::: DATA RECORDS :::

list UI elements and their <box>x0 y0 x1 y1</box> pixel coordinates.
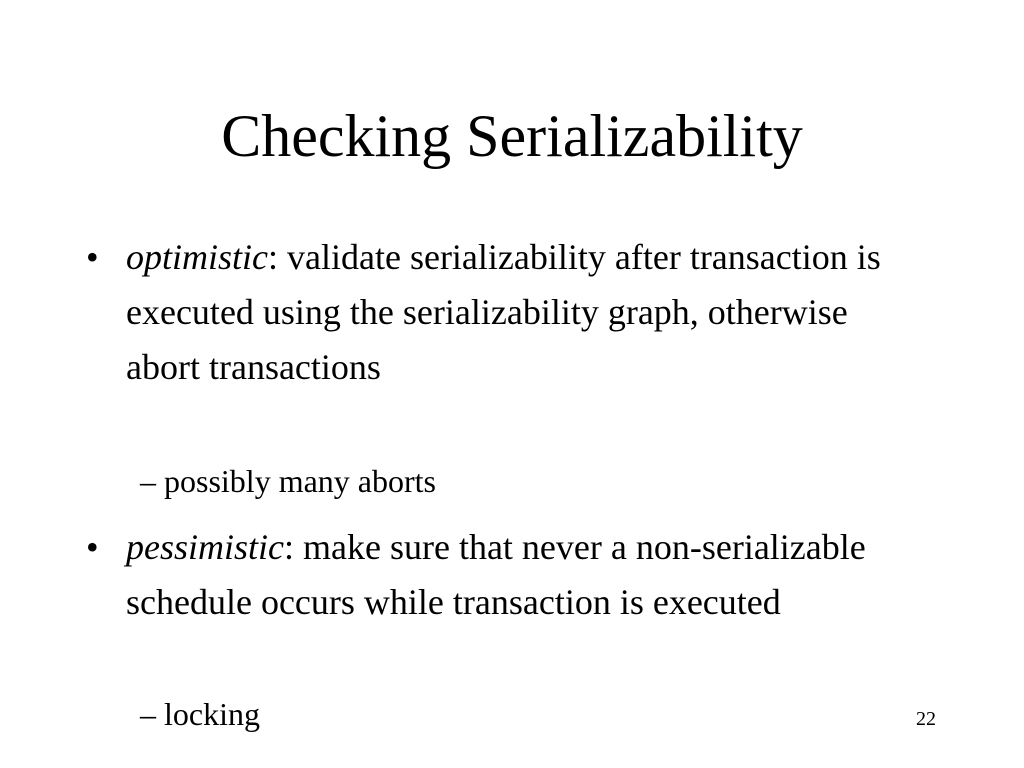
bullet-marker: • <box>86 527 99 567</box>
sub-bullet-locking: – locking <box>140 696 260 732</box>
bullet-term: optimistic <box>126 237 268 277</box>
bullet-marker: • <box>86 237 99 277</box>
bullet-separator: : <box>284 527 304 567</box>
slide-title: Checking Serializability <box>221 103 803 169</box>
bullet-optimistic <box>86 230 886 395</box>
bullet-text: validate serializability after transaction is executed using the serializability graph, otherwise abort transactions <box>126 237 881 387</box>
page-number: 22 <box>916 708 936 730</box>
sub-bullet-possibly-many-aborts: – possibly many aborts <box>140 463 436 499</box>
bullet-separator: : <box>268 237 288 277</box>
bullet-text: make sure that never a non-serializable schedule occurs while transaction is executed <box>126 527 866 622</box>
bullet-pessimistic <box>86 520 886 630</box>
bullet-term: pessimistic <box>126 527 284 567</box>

:::

**EXERCISE GOAL**
Rewrite every line of the records with "schedule" replaced by "history", changing nothing else, and omit the pictures from your answer.

**REPLY TO THE TASK**
list UI elements and their <box>x0 y0 x1 y1</box> pixel coordinates.
bullet-marker: • <box>86 527 99 567</box>
sub-bullet-locking: – locking <box>140 696 260 732</box>
bullet-term: optimistic <box>126 237 268 277</box>
bullet-marker: • <box>86 237 99 277</box>
bullet-separator: : <box>284 527 304 567</box>
slide-title: Checking Serializability <box>221 103 803 169</box>
bullet-optimistic <box>86 230 886 395</box>
bullet-text: validate serializability after transaction is executed using the serializability graph, otherwise abort transactions <box>126 237 881 387</box>
page-number: 22 <box>916 708 936 730</box>
sub-bullet-possibly-many-aborts: – possibly many aborts <box>140 463 436 499</box>
bullet-separator: : <box>268 237 288 277</box>
bullet-text: make sure that never a non-serializable history occurs while transaction is executed <box>126 527 866 622</box>
bullet-pessimistic <box>86 520 886 630</box>
bullet-term: pessimistic <box>126 527 284 567</box>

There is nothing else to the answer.